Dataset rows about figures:
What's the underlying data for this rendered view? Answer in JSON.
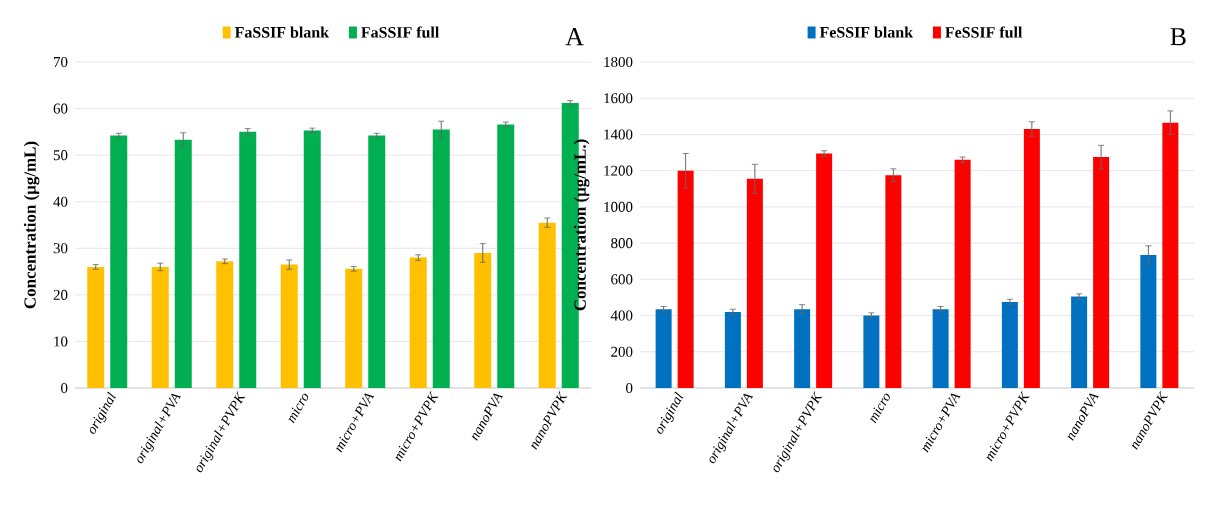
{
  "chart_data": [
    {
      "type": "bar",
      "ylabel": "Concentration  (μg/mL)",
      "annotations": [
        "A"
      ],
      "categories": [
        "original",
        "original+PVA",
        "original+PVPK",
        "micro",
        "micro+PVA",
        "micro+PVPK",
        "nanoPVA",
        "nanoPVPK"
      ],
      "series": [
        {
          "name": "FaSSIF blank",
          "color": "#ffc000",
          "values": [
            26,
            26,
            27.2,
            26.5,
            25.6,
            28,
            29,
            35.5
          ],
          "errors": [
            0.5,
            0.8,
            0.5,
            1,
            0.5,
            0.6,
            2,
            1
          ]
        },
        {
          "name": "FaSSIF full",
          "color": "#00b050",
          "values": [
            54.2,
            53.3,
            55,
            55.3,
            54.2,
            55.5,
            56.6,
            61.2
          ],
          "errors": [
            0.5,
            1.5,
            0.7,
            0.5,
            0.5,
            1.8,
            0.5,
            0.5
          ]
        }
      ],
      "ylim": [
        0,
        70
      ],
      "yticks": [
        0,
        10,
        20,
        30,
        40,
        50,
        60,
        70
      ],
      "grid": "y",
      "legend": "top"
    },
    {
      "type": "bar",
      "ylabel": "Concentration  (μg/mL.)",
      "annotations": [
        "B"
      ],
      "categories": [
        "original",
        "original+PVA",
        "original+PVPK",
        "micro",
        "micro+PVA",
        "micro+PVPK",
        "nanoPVA",
        "nanoPVPK"
      ],
      "series": [
        {
          "name": "FeSSIF blank",
          "color": "#0070c0",
          "values": [
            435,
            420,
            435,
            400,
            435,
            475,
            505,
            735
          ],
          "errors": [
            15,
            15,
            25,
            15,
            15,
            15,
            15,
            50
          ]
        },
        {
          "name": "FeSSIF full",
          "color": "#ff0000",
          "values": [
            1200,
            1155,
            1295,
            1175,
            1260,
            1430,
            1275,
            1465
          ],
          "errors": [
            95,
            80,
            15,
            35,
            15,
            40,
            65,
            65
          ]
        }
      ],
      "ylim": [
        0,
        1800
      ],
      "yticks": [
        0,
        200,
        400,
        600,
        800,
        1000,
        1200,
        1400,
        1600,
        1800
      ],
      "grid": "y",
      "legend": "top"
    }
  ]
}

▸ Objective
Without the pictures, repeat the listing above exactly.

▸ Worked solution
What's the underlying data for this rendered view? Answer in JSON.
{
  "chart_data": [
    {
      "type": "bar",
      "ylabel": "Concentration  (μg/mL)",
      "annotations": [
        "A"
      ],
      "categories": [
        "original",
        "original+PVA",
        "original+PVPK",
        "micro",
        "micro+PVA",
        "micro+PVPK",
        "nanoPVA",
        "nanoPVPK"
      ],
      "series": [
        {
          "name": "FaSSIF blank",
          "color": "#ffc000",
          "values": [
            26,
            26,
            27.2,
            26.5,
            25.6,
            28,
            29,
            35.5
          ],
          "errors": [
            0.5,
            0.8,
            0.5,
            1,
            0.5,
            0.6,
            2,
            1
          ]
        },
        {
          "name": "FaSSIF full",
          "color": "#00b050",
          "values": [
            54.2,
            53.3,
            55,
            55.3,
            54.2,
            55.5,
            56.6,
            61.2
          ],
          "errors": [
            0.5,
            1.5,
            0.7,
            0.5,
            0.5,
            1.8,
            0.5,
            0.5
          ]
        }
      ],
      "ylim": [
        0,
        70
      ],
      "yticks": [
        0,
        10,
        20,
        30,
        40,
        50,
        60,
        70
      ],
      "grid": "y",
      "legend": "top"
    },
    {
      "type": "bar",
      "ylabel": "Concentration  (μg/mL.)",
      "annotations": [
        "B"
      ],
      "categories": [
        "original",
        "original+PVA",
        "original+PVPK",
        "micro",
        "micro+PVA",
        "micro+PVPK",
        "nanoPVA",
        "nanoPVPK"
      ],
      "series": [
        {
          "name": "FeSSIF blank",
          "color": "#0070c0",
          "values": [
            435,
            420,
            435,
            400,
            435,
            475,
            505,
            735
          ],
          "errors": [
            15,
            15,
            25,
            15,
            15,
            15,
            15,
            50
          ]
        },
        {
          "name": "FeSSIF full",
          "color": "#ff0000",
          "values": [
            1200,
            1155,
            1295,
            1175,
            1260,
            1430,
            1275,
            1465
          ],
          "errors": [
            95,
            80,
            15,
            35,
            15,
            40,
            65,
            65
          ]
        }
      ],
      "ylim": [
        0,
        1800
      ],
      "yticks": [
        0,
        200,
        400,
        600,
        800,
        1000,
        1200,
        1400,
        1600,
        1800
      ],
      "grid": "y",
      "legend": "top"
    }
  ]
}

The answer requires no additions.